- _YOUR GOAL_: Return every record verbatim.

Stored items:
■ ■ ■ ■

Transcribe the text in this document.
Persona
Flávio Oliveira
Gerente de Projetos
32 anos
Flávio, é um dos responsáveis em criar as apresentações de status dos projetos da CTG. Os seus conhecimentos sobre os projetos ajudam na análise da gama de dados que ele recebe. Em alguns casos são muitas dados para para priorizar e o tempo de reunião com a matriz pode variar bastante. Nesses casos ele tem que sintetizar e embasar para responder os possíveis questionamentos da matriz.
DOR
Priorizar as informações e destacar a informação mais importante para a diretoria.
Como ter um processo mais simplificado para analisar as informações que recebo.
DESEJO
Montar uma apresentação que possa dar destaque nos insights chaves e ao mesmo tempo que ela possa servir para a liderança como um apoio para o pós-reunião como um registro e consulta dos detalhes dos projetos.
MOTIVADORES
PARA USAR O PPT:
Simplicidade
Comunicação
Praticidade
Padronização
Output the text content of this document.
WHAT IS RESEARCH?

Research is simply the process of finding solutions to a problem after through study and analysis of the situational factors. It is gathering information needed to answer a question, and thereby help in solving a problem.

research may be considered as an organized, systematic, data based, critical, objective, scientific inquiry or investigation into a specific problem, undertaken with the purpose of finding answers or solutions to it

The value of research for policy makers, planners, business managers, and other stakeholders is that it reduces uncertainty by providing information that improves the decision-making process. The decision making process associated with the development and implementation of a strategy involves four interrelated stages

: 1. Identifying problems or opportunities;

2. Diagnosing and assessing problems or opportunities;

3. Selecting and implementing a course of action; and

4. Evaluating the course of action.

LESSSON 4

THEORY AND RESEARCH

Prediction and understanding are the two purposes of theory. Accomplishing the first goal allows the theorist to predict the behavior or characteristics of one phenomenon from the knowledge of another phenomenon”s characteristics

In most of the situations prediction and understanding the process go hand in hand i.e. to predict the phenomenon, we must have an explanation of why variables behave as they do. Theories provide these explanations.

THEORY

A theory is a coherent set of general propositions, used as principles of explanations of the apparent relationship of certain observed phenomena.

■ ■ ■ ■

- _REPLY_:
Transcribe the text in this document.
Persona
Flávio Oliveira
Gerente de Projetos
32 anos
Flávio, é um dos responsáveis em criar as apresentações de status dos projetos da CTG. Os seus conhecimentos sobre os projetos ajudam na análise da gama de dados que ele recebe. Em alguns casos são muitas dados para para priorizar e o tempo de reunião com a matriz pode variar bastante. Nesses casos ele tem que sintetizar e embasar para responder os possíveis questionamentos da matriz.
DOR
Priorizar as informações e destacar a informação mais importante para a diretoria.
Como ter um processo mais simplificado para analisar as informações que recebo.
DESEJO
Montar uma apresentação que possa dar destaque nos insights chaves e ao mesmo tempo que ela possa servir para a liderança como um apoio para o pós-reunião como um registro e consulta dos detalhes dos projetos.
MOTIVADORES
PARA USAR O PPT:
Simplicidade
Comunicação
Praticidade
Padronização
Output the text content of this document.
WHAT IS RESEARCH?

Research is simply the process of finding solutions to a problem after through study and analysis of the situational factors. It is gathering information needed to answer a question, and thereby help in solving a problem.

research may be considered as an organized, systematic, data based, critical, objective, scientific inquiry or investigation into a specific problem, undertaken with the purpose of finding answers or solutions to it

The value of research for policy makers, planners, business managers, and other stakeholders is that it reduces uncertainty by providing information that improves the decision-making process. The decision making process associated with the development and implementation of a strategy involves four interrelated stages

: 1. Identifying problems or opportunities;

2. Diagnosing and assessing problems or opportunities;

3. Selecting and implementing a course of action; and

4. Evaluating the course of action.

LESSSON 4

THEORY AND RESEARCH

Prediction and understanding are the two purposes of theory. Accomplishing the first goal allows the theorist to predict the behavior or characteristics of one phenomenon from the knowledge of another phenomenon”s characteristics

In most of the situations prediction and understanding the process go hand in hand i.e. to predict the phenomenon, we must have an explanation of why variables behave as they do. Theories provide these explanations.

THEORY

A theory is a coherent set of general propositions, used as principles of explanations of the apparent relationship of certain observed phenomena.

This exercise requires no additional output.